__Aim of the exercise__: Reproduce the material exactly, omitting nothing.

------ Extracted entries ------

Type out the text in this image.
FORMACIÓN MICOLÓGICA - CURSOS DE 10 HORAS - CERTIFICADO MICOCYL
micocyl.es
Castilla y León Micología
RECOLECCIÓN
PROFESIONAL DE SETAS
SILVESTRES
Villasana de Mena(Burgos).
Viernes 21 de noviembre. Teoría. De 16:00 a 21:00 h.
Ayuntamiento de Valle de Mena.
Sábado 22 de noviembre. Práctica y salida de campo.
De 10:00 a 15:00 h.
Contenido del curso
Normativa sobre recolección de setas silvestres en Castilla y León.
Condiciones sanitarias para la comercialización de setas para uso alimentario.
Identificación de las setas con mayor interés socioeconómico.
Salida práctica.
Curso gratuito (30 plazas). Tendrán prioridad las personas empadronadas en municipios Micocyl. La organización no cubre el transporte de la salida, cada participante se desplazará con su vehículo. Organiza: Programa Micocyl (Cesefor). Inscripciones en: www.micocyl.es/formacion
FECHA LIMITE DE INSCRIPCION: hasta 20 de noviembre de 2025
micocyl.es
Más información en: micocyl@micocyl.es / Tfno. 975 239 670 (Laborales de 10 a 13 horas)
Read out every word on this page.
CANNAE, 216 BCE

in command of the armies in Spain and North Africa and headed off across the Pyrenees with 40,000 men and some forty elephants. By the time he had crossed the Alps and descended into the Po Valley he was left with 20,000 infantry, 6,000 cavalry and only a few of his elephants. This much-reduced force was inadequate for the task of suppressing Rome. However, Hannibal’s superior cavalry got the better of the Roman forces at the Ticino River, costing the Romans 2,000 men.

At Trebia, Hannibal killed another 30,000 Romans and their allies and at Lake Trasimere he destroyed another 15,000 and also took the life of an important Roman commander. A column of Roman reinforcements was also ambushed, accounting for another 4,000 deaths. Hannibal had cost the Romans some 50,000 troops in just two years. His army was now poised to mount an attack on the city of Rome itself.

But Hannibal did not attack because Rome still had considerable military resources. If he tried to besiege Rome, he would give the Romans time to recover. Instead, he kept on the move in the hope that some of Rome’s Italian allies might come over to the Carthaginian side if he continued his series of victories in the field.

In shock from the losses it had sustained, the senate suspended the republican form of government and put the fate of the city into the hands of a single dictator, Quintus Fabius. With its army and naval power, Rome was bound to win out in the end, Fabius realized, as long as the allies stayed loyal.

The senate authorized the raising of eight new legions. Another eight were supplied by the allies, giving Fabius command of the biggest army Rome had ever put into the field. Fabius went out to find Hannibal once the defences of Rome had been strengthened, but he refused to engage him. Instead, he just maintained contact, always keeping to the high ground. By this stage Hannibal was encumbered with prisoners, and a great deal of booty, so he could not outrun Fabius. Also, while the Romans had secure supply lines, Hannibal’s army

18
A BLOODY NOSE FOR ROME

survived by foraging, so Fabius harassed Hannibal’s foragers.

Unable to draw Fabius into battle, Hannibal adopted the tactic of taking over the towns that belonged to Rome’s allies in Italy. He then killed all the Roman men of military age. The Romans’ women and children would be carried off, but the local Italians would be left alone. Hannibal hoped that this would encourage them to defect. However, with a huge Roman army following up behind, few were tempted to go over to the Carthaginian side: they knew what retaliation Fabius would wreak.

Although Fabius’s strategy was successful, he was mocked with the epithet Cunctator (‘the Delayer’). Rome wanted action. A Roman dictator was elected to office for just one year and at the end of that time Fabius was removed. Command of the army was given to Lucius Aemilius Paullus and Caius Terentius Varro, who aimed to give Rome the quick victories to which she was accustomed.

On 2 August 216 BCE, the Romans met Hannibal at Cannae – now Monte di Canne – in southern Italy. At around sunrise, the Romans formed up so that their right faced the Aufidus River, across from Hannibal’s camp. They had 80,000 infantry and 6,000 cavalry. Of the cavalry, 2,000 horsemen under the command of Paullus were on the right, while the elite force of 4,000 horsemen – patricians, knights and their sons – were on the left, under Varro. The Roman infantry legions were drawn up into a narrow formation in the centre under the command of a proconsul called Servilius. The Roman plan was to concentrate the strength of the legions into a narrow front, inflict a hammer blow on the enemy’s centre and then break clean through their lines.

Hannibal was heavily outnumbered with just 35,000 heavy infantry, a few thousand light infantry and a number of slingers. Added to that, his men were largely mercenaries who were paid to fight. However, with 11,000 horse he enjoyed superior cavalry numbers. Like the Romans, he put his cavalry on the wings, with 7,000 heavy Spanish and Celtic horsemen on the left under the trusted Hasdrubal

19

------

__Result for this exercise__:
Type out the text in this image.
FORMACIÓN MICOLÓGICA - CURSOS DE 10 HORAS - CERTIFICADO MICOCYL
micocyl.es
Castilla y León Micología
RECOLECCIÓN
PROFESIONAL DE SETAS
SILVESTRES
Villasana de Mena(Burgos).
Viernes 21 de noviembre. Teoría. De 16:00 a 21:00 h.
Ayuntamiento de Valle de Mena.
Sábado 22 de noviembre. Práctica y salida de campo.
De 10:00 a 15:00 h.
Contenido del curso
Normativa sobre recolección de setas silvestres en Castilla y León.
Condiciones sanitarias para la comercialización de setas para uso alimentario.
Identificación de las setas con mayor interés socioeconómico.
Salida práctica.
Curso gratuito (30 plazas). Tendrán prioridad las personas empadronadas en municipios Micocyl. La organización no cubre el transporte de la salida, cada participante se desplazará con su vehículo. Organiza: Programa Micocyl (Cesefor). Inscripciones en: www.micocyl.es/formacion
FECHA LIMITE DE INSCRIPCION: hasta 20 de noviembre de 2025
micocyl.es
Más información en: micocyl@micocyl.es / Tfno. 975 239 670 (Laborales de 10 a 13 horas)
Read out every word on this page.
CANNAE, 216 BCE

in command of the armies in Spain and North Africa and headed off across the Pyrenees with 40,000 men and some forty elephants. By the time he had crossed the Alps and descended into the Po Valley he was left with 20,000 infantry, 6,000 cavalry and only a few of his elephants. This much-reduced force was inadequate for the task of suppressing Rome. However, Hannibal’s superior cavalry got the better of the Roman forces at the Ticino River, costing the Romans 2,000 men.

At Trebia, Hannibal killed another 30,000 Romans and their allies and at Lake Trasimere he destroyed another 15,000 and also took the life of an important Roman commander. A column of Roman reinforcements was also ambushed, accounting for another 4,000 deaths. Hannibal had cost the Romans some 50,000 troops in just two years. His army was now poised to mount an attack on the city of Rome itself.

But Hannibal did not attack because Rome still had considerable military resources. If he tried to besiege Rome, he would give the Romans time to recover. Instead, he kept on the move in the hope that some of Rome’s Italian allies might come over to the Carthaginian side if he continued his series of victories in the field.

In shock from the losses it had sustained, the senate suspended the republican form of government and put the fate of the city into the hands of a single dictator, Quintus Fabius. With its army and naval power, Rome was bound to win out in the end, Fabius realized, as long as the allies stayed loyal.

The senate authorized the raising of eight new legions. Another eight were supplied by the allies, giving Fabius command of the biggest army Rome had ever put into the field. Fabius went out to find Hannibal once the defences of Rome had been strengthened, but he refused to engage him. Instead, he just maintained contact, always keeping to the high ground. By this stage Hannibal was encumbered with prisoners, and a great deal of booty, so he could not outrun Fabius. Also, while the Romans had secure supply lines, Hannibal’s army

18
A BLOODY NOSE FOR ROME

survived by foraging, so Fabius harassed Hannibal’s foragers.

Unable to draw Fabius into battle, Hannibal adopted the tactic of taking over the towns that belonged to Rome’s allies in Italy. He then killed all the Roman men of military age. The Romans’ women and children would be carried off, but the local Italians would be left alone. Hannibal hoped that this would encourage them to defect. However, with a huge Roman army following up behind, few were tempted to go over to the Carthaginian side: they knew what retaliation Fabius would wreak.

Although Fabius’s strategy was successful, he was mocked with the epithet Cunctator (‘the Delayer’). Rome wanted action. A Roman dictator was elected to office for just one year and at the end of that time Fabius was removed. Command of the army was given to Lucius Aemilius Paullus and Caius Terentius Varro, who aimed to give Rome the quick victories to which she was accustomed.

On 2 August 216 BCE, the Romans met Hannibal at Cannae – now Monte di Canne – in southern Italy. At around sunrise, the Romans formed up so that their right faced the Aufidus River, across from Hannibal’s camp. They had 80,000 infantry and 6,000 cavalry. Of the cavalry, 2,000 horsemen under the command of Paullus were on the right, while the elite force of 4,000 horsemen – patricians, knights and their sons – were on the left, under Varro. The Roman infantry legions were drawn up into a narrow formation in the centre under the command of a proconsul called Servilius. The Roman plan was to concentrate the strength of the legions into a narrow front, inflict a hammer blow on the enemy’s centre and then break clean through their lines.

Hannibal was heavily outnumbered with just 35,000 heavy infantry, a few thousand light infantry and a number of slingers. Added to that, his men were largely mercenaries who were paid to fight. However, with 11,000 horse he enjoyed superior cavalry numbers. Like the Romans, he put his cavalry on the wings, with 7,000 heavy Spanish and Celtic horsemen on the left under the trusted Hasdrubal

19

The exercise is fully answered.